Short task
Compute the number of lines that include the string "analizi", then output that number and nothing else.

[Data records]
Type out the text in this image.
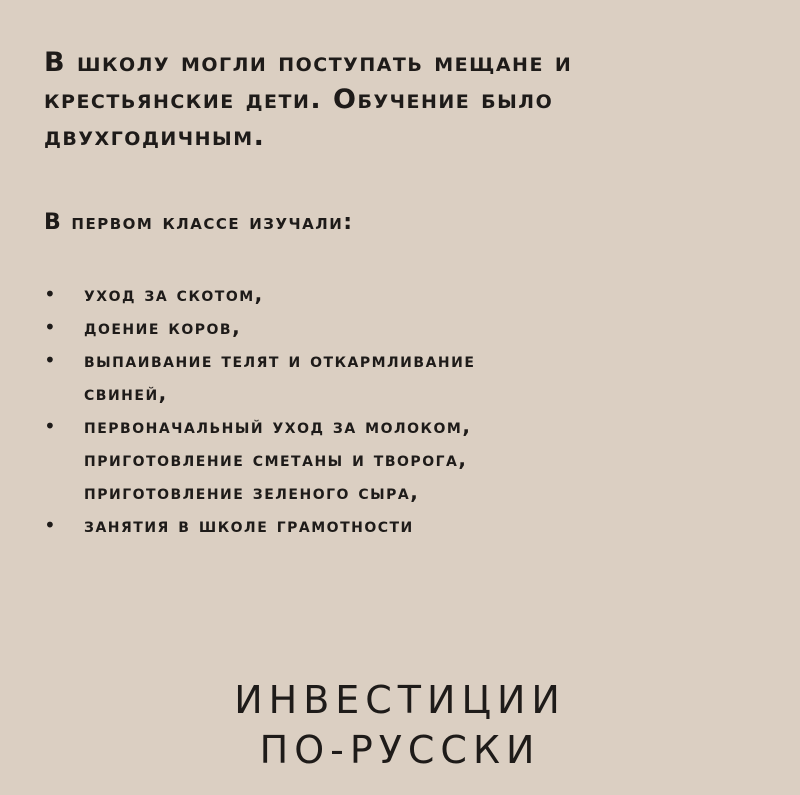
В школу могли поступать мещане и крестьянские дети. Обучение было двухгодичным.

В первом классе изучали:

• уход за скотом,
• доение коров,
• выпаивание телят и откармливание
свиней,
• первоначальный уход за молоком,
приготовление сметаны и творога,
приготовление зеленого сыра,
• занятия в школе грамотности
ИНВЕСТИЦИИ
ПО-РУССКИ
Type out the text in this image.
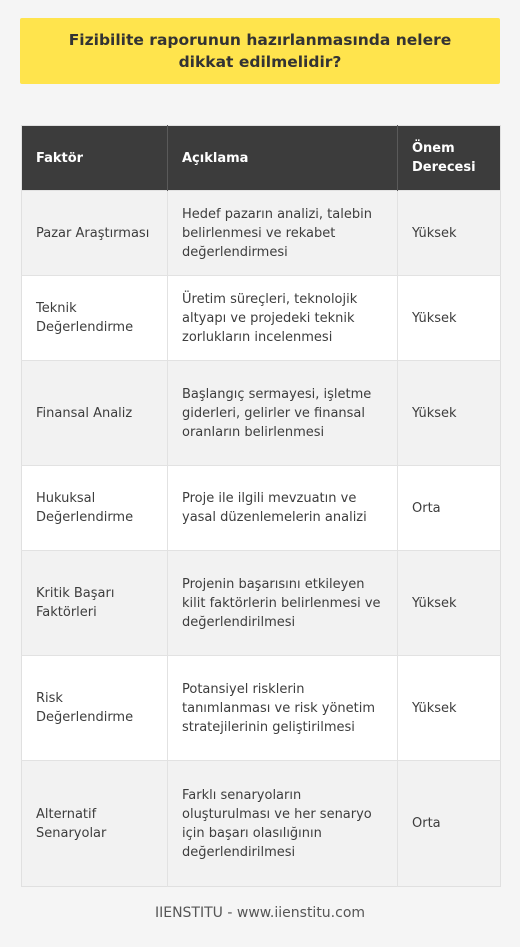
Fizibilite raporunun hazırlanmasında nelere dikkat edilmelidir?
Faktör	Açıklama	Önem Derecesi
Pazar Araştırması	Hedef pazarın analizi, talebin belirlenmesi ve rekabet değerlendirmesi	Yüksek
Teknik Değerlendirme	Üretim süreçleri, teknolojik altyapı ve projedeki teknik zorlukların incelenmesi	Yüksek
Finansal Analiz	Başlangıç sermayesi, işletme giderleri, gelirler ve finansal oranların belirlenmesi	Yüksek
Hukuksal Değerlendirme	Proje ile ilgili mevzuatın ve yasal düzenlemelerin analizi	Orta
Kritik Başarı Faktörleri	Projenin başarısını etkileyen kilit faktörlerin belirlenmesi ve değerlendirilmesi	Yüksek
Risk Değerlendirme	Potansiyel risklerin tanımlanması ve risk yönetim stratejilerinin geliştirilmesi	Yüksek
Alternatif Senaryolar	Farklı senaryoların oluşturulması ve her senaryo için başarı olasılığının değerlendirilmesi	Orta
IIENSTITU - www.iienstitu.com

Solution to this exercise
2